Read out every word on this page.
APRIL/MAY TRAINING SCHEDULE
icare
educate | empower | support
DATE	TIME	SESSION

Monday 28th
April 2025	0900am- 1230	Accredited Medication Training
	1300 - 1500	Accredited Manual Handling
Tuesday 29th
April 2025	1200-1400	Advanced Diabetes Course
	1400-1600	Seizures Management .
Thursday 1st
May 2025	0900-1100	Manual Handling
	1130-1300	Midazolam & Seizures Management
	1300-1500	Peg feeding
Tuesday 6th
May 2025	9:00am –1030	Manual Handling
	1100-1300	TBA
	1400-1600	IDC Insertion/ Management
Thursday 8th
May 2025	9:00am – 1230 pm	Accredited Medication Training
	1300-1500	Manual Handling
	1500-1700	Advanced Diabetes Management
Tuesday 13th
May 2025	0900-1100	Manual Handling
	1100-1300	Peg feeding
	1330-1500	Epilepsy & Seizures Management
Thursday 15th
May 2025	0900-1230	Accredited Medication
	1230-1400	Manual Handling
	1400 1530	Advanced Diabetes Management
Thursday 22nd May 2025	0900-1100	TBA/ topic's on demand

====

Set down all of the entries exactly, please.

Read out every word on this page.
APRIL/MAY TRAINING SCHEDULE
icare
educate | empower | support
DATE	TIME	SESSION

Monday 28th
April 2025	0900am- 1230	Accredited Medication Training
	1300 - 1500	Accredited Manual Handling
Tuesday 29th
April 2025	1200-1400	Advanced Diabetes Course
	1400-1600	Seizures Management .
Thursday 1st
May 2025	0900-1100	Manual Handling
	1130-1300	Midazolam & Seizures Management
	1300-1500	Peg feeding
Tuesday 6th
May 2025	9:00am –1030	Manual Handling
	1100-1300	TBA
	1400-1600	IDC Insertion/ Management
Thursday 8th
May 2025	9:00am – 1230 pm	Accredited Medication Training
	1300-1500	Manual Handling
	1500-1700	Advanced Diabetes Management
Tuesday 13th
May 2025	0900-1100	Manual Handling
	1100-1300	Peg feeding
	1330-1500	Epilepsy & Seizures Management
Thursday 15th
May 2025	0900-1230	Accredited Medication
	1230-1400	Manual Handling
	1400 1530	Advanced Diabetes Management
Thursday 22nd May 2025	0900-1100	TBA/ topic's on demand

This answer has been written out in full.